- INSTRUCTION:
Quote the whole listing exactly. Leave the pictures out of your copy.

### MATERIALS PROVIDED ###

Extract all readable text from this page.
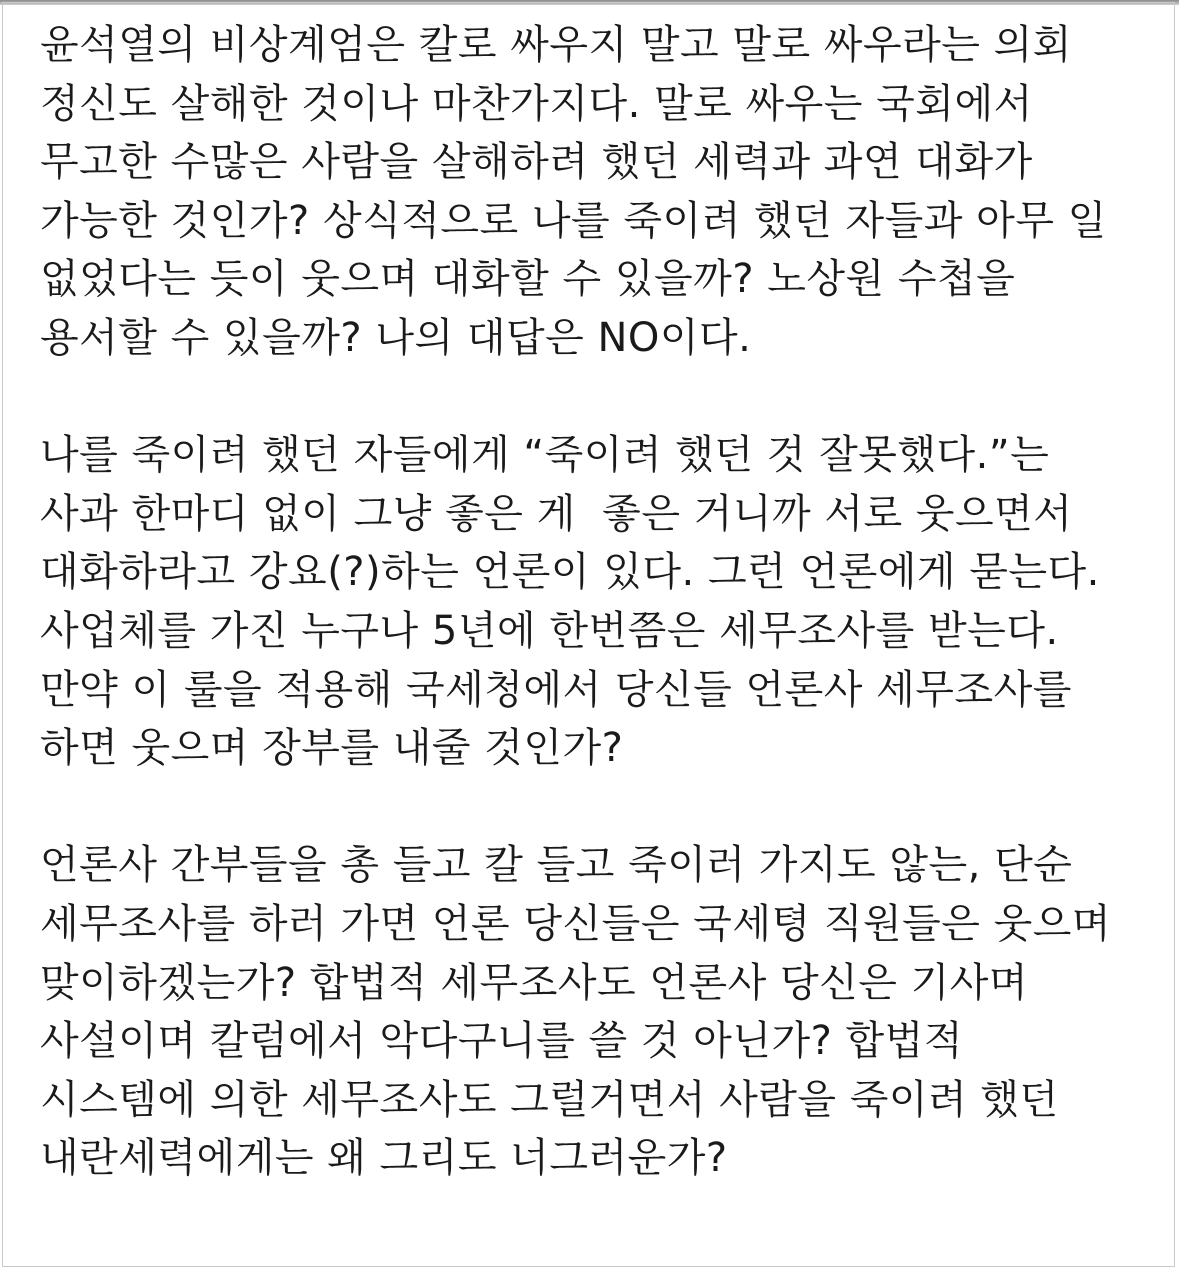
윤석열의 비상계엄은 칼로 싸우지 말고 말로 싸우라는 의회
정신도 살해한 것이나 마찬가지다. 말로 싸우는 국회에서
무고한 수많은 사람을 살해하려 했던 세력과 과연 대화가
가능한 것인가? 상식적으로 나를 죽이려 했던 자들과 아무 일
없었다는 듯이 웃으며 대화할 수 있을까? 노상원 수첩을
용서할 수 있을까? 나의 대답은 NO이다.
나를 죽이려 했던 자들에게 “죽이려 했던 것 잘못했다.”는
사과 한마디 없이 그냥 좋은 게  좋은 거니까 서로 웃으면서
대화하라고 강요(?)하는 언론이 있다. 그런 언론에게 묻는다.
사업체를 가진 누구나 5년에 한번쯤은 세무조사를 받는다.
만약 이 룰을 적용해 국세청에서 당신들 언론사 세무조사를
하면 웃으며 장부를 내줄 것인가?
언론사 간부들을 총 들고 칼 들고 죽이러 가지도 않는, 단순
세무조사를 하러 가면 언론 당신들은 국세텽 직원들은 웃으며
맞이하겠는가? 합법적 세무조사도 언론사 당신은 기사며
사설이며 칼럼에서 악다구니를 쓸 것 아닌가? 합법적
시스템에 의한 세무조사도 그럴거면서 사람을 죽이려 했던
내란세력에게는 왜 그리도 너그러운가?
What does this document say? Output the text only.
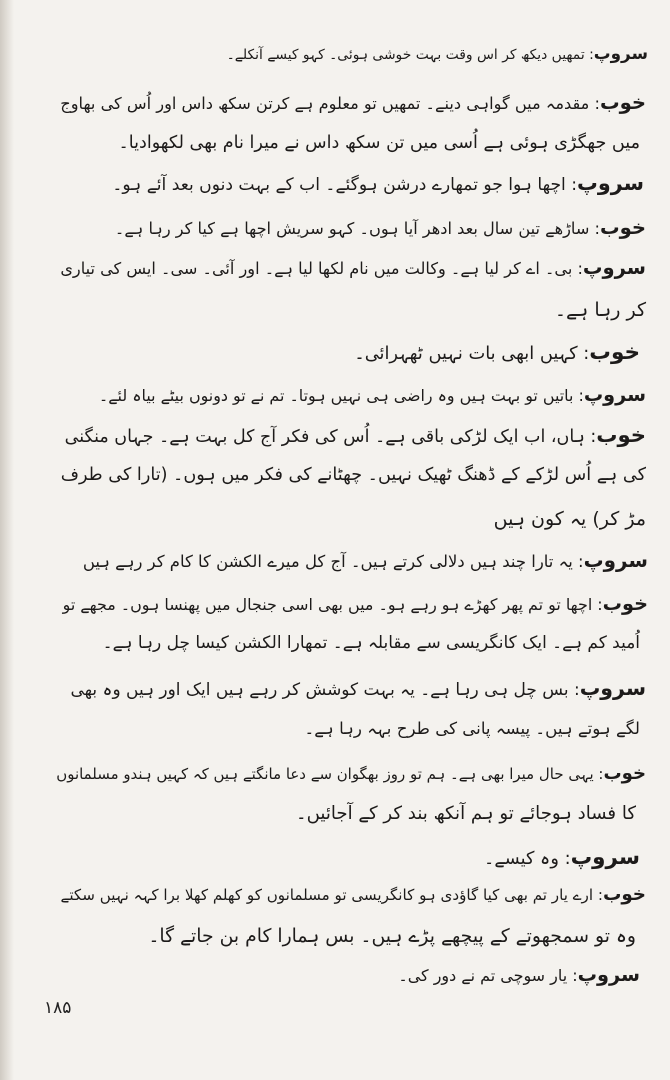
سروپ: تمھیں دیکھ کر اس وقت بہت خوشی ہوئی۔ کہو کیسے آنکلے۔
خوب: مقدمہ میں گواہی دینے۔ تمھیں تو معلوم ہے کرتن سکھ داس اور اُس کی بھاوج
میں جھگڑی ہوئی ہے اُسی میں تن سکھ داس نے میرا نام بھی لکھوادیا۔
سروپ: اچھا ہوا جو تمھارے درشن ہوگئے۔ اب کے بہت دنوں بعد آئے ہو۔
خوب: ساڑھے تین سال بعد ادھر آیا ہوں۔ کہو سریش اچھا ہے کیا کر رہا ہے۔
سروپ: بی۔ اے کر لیا ہے۔ وکالت میں نام لکھا لیا ہے۔ اور آئی۔ سی۔ ایس کی تیاری
کر رہا ہے۔
خوب: کہیں ابھی بات نہیں ٹھہرائی۔
سروپ: باتیں تو بہت ہیں وہ راضی ہی نہیں ہوتا۔ تم نے تو دونوں بیٹے بیاہ لئے۔
خوب: ہاں، اب ایک لڑکی باقی ہے۔ اُس کی فکر آج کل بہت ہے۔ جہاں منگنی
کی ہے اُس لڑکے کے ڈھنگ ٹھیک نہیں۔ چھٹانے کی فکر میں ہوں۔ (تارا کی طرف
مڑ کر) یہ کون ہیں
سروپ: یہ تارا چند ہیں دلالی کرتے ہیں۔ آج کل میرے الکشن کا کام کر رہے ہیں
خوب: اچھا تو تم پھر کھڑے ہو رہے ہو۔ میں بھی اسی جنجال میں پھنسا ہوں۔ مجھے تو
اُمید کم ہے۔ ایک کانگریسی سے مقابلہ ہے۔ تمھارا الکشن کیسا چل رہا ہے۔
سروپ: بس چل ہی رہا ہے۔ یہ بہت کوشش کر رہے ہیں ایک اور ہیں وہ بھی
لگے ہوتے ہیں۔ پیسہ پانی کی طرح بہہ رہا ہے۔
خوب: یہی حال میرا بھی ہے۔ ہم تو روز بھگوان سے دعا مانگتے ہیں کہ کہیں ہندو مسلمانوں
کا فساد ہوجائے تو ہم آنکھ بند کر کے آجائیں۔
سروپ: وہ کیسے۔
خوب: ارے یار تم بھی کیا گاؤدی ہو کانگریسی تو مسلمانوں کو کھلم کھلا برا کہہ نہیں سکتے
وہ تو سمجھوتے کے پیچھے پڑے ہیں۔ بس ہمارا کام بن جاتے گا۔
سروپ: یار سوچی تم نے دور کی۔
۱۸۵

###

- ANSWER TO THE TASK:
Extract all readable text from this page.
윤석열의 비상계엄은 칼로 싸우지 말고 말로 싸우라는 의회
정신도 살해한 것이나 마찬가지다. 말로 싸우는 국회에서
무고한 수많은 사람을 살해하려 했던 세력과 과연 대화가
가능한 것인가? 상식적으로 나를 죽이려 했던 자들과 아무 일
없었다는 듯이 웃으며 대화할 수 있을까? 노상원 수첩을
용서할 수 있을까? 나의 대답은 NO이다.
나를 죽이려 했던 자들에게 “죽이려 했던 것 잘못했다.”는
사과 한마디 없이 그냥 좋은 게  좋은 거니까 서로 웃으면서
대화하라고 강요(?)하는 언론이 있다. 그런 언론에게 묻는다.
사업체를 가진 누구나 5년에 한번쯤은 세무조사를 받는다.
만약 이 룰을 적용해 국세청에서 당신들 언론사 세무조사를
하면 웃으며 장부를 내줄 것인가?
언론사 간부들을 총 들고 칼 들고 죽이러 가지도 않는, 단순
세무조사를 하러 가면 언론 당신들은 국세텽 직원들은 웃으며
맞이하겠는가? 합법적 세무조사도 언론사 당신은 기사며
사설이며 칼럼에서 악다구니를 쓸 것 아닌가? 합법적
시스템에 의한 세무조사도 그럴거면서 사람을 죽이려 했던
내란세력에게는 왜 그리도 너그러운가?
What does this document say? Output the text only.
سروپ: تمھیں دیکھ کر اس وقت بہت خوشی ہوئی۔ کہو کیسے آنکلے۔
خوب: مقدمہ میں گواہی دینے۔ تمھیں تو معلوم ہے کرتن سکھ داس اور اُس کی بھاوج
میں جھگڑی ہوئی ہے اُسی میں تن سکھ داس نے میرا نام بھی لکھوادیا۔
سروپ: اچھا ہوا جو تمھارے درشن ہوگئے۔ اب کے بہت دنوں بعد آئے ہو۔
خوب: ساڑھے تین سال بعد ادھر آیا ہوں۔ کہو سریش اچھا ہے کیا کر رہا ہے۔
سروپ: بی۔ اے کر لیا ہے۔ وکالت میں نام لکھا لیا ہے۔ اور آئی۔ سی۔ ایس کی تیاری
کر رہا ہے۔
خوب: کہیں ابھی بات نہیں ٹھہرائی۔
سروپ: باتیں تو بہت ہیں وہ راضی ہی نہیں ہوتا۔ تم نے تو دونوں بیٹے بیاہ لئے۔
خوب: ہاں، اب ایک لڑکی باقی ہے۔ اُس کی فکر آج کل بہت ہے۔ جہاں منگنی
کی ہے اُس لڑکے کے ڈھنگ ٹھیک نہیں۔ چھٹانے کی فکر میں ہوں۔ (تارا کی طرف
مڑ کر) یہ کون ہیں
سروپ: یہ تارا چند ہیں دلالی کرتے ہیں۔ آج کل میرے الکشن کا کام کر رہے ہیں
خوب: اچھا تو تم پھر کھڑے ہو رہے ہو۔ میں بھی اسی جنجال میں پھنسا ہوں۔ مجھے تو
اُمید کم ہے۔ ایک کانگریسی سے مقابلہ ہے۔ تمھارا الکشن کیسا چل رہا ہے۔
سروپ: بس چل ہی رہا ہے۔ یہ بہت کوشش کر رہے ہیں ایک اور ہیں وہ بھی
لگے ہوتے ہیں۔ پیسہ پانی کی طرح بہہ رہا ہے۔
خوب: یہی حال میرا بھی ہے۔ ہم تو روز بھگوان سے دعا مانگتے ہیں کہ کہیں ہندو مسلمانوں
کا فساد ہوجائے تو ہم آنکھ بند کر کے آجائیں۔
سروپ: وہ کیسے۔
خوب: ارے یار تم بھی کیا گاؤدی ہو کانگریسی تو مسلمانوں کو کھلم کھلا برا کہہ نہیں سکتے
وہ تو سمجھوتے کے پیچھے پڑے ہیں۔ بس ہمارا کام بن جاتے گا۔
سروپ: یار سوچی تم نے دور کی۔
۱۸۵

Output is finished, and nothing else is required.